▶
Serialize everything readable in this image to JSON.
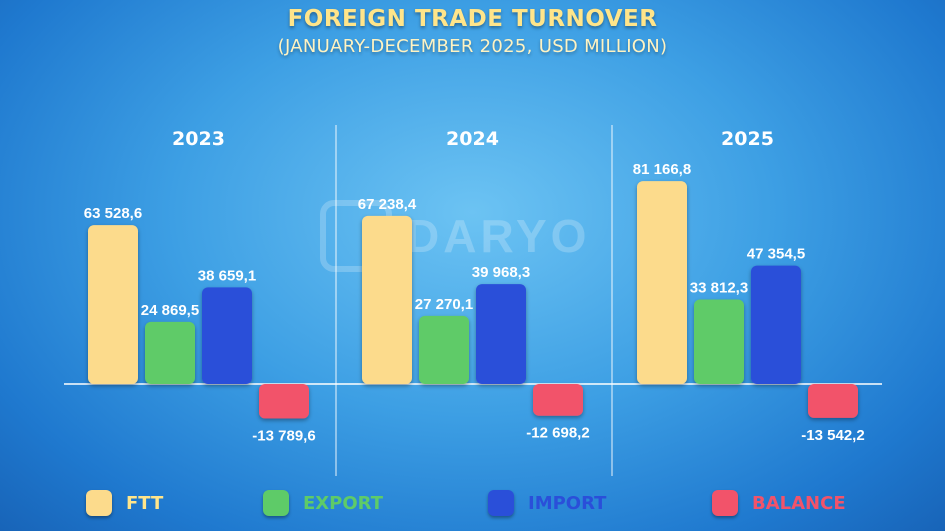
{
  "chart_data": {
    "type": "bar",
    "title": "FOREIGN TRADE TURNOVER",
    "subtitle": "(JANUARY-DECEMBER 2025, USD MILLION)",
    "categories": [
      "2023",
      "2024",
      "2025"
    ],
    "series": [
      {
        "name": "FTT",
        "color": "#fcdb8c",
        "values": [
          63528.6,
          67238.4,
          81166.8
        ],
        "labels": [
          "63 528,6",
          "67 238,4",
          "81 166,8"
        ]
      },
      {
        "name": "EXPORT",
        "color": "#5ecb68",
        "values": [
          24869.5,
          27270.1,
          33812.3
        ],
        "labels": [
          "24 869,5",
          "27 270,1",
          "33 812,3"
        ]
      },
      {
        "name": "IMPORT",
        "color": "#2a4fd9",
        "values": [
          38659.1,
          39968.3,
          47354.5
        ],
        "labels": [
          "38 659,1",
          "39 968,3",
          "47 354,5"
        ]
      },
      {
        "name": "BALANCE",
        "color": "#f2536a",
        "values": [
          -13789.6,
          -12698.2,
          -13542.2
        ],
        "labels": [
          "-13 789,6",
          "-12 698,2",
          "-13 542,2"
        ]
      }
    ],
    "legend_position": "bottom",
    "grid": false
  },
  "legend_text_colors": {
    "FTT": "#ffe58a",
    "EXPORT": "#5ecb68",
    "IMPORT": "#2a4fd9",
    "BALANCE": "#f2536a"
  },
  "watermark": {
    "text": "DARYO"
  }
}
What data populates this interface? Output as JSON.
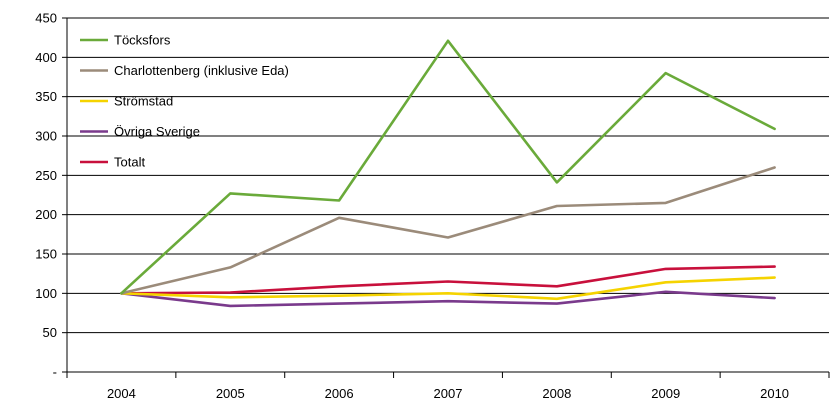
◀
Problem statement: Return the full material word for word. Do not include the pictures.

Final result:
Serialize everything readable in this image to JSON.
{
  "chart_data": {
    "type": "bar",
    "title": "FOREIGN TRADE TURNOVER",
    "subtitle": "(JANUARY-DECEMBER 2025, USD MILLION)",
    "categories": [
      "2023",
      "2024",
      "2025"
    ],
    "series": [
      {
        "name": "FTT",
        "color": "#fcdb8c",
        "values": [
          63528.6,
          67238.4,
          81166.8
        ],
        "labels": [
          "63 528,6",
          "67 238,4",
          "81 166,8"
        ]
      },
      {
        "name": "EXPORT",
        "color": "#5ecb68",
        "values": [
          24869.5,
          27270.1,
          33812.3
        ],
        "labels": [
          "24 869,5",
          "27 270,1",
          "33 812,3"
        ]
      },
      {
        "name": "IMPORT",
        "color": "#2a4fd9",
        "values": [
          38659.1,
          39968.3,
          47354.5
        ],
        "labels": [
          "38 659,1",
          "39 968,3",
          "47 354,5"
        ]
      },
      {
        "name": "BALANCE",
        "color": "#f2536a",
        "values": [
          -13789.6,
          -12698.2,
          -13542.2
        ],
        "labels": [
          "-13 789,6",
          "-12 698,2",
          "-13 542,2"
        ]
      }
    ],
    "legend_position": "bottom",
    "grid": false
  },
  "legend_text_colors": {
    "FTT": "#ffe58a",
    "EXPORT": "#5ecb68",
    "IMPORT": "#2a4fd9",
    "BALANCE": "#f2536a"
  },
  "watermark": {
    "text": "DARYO"
  }
}
What data populates this interface? Output as JSON.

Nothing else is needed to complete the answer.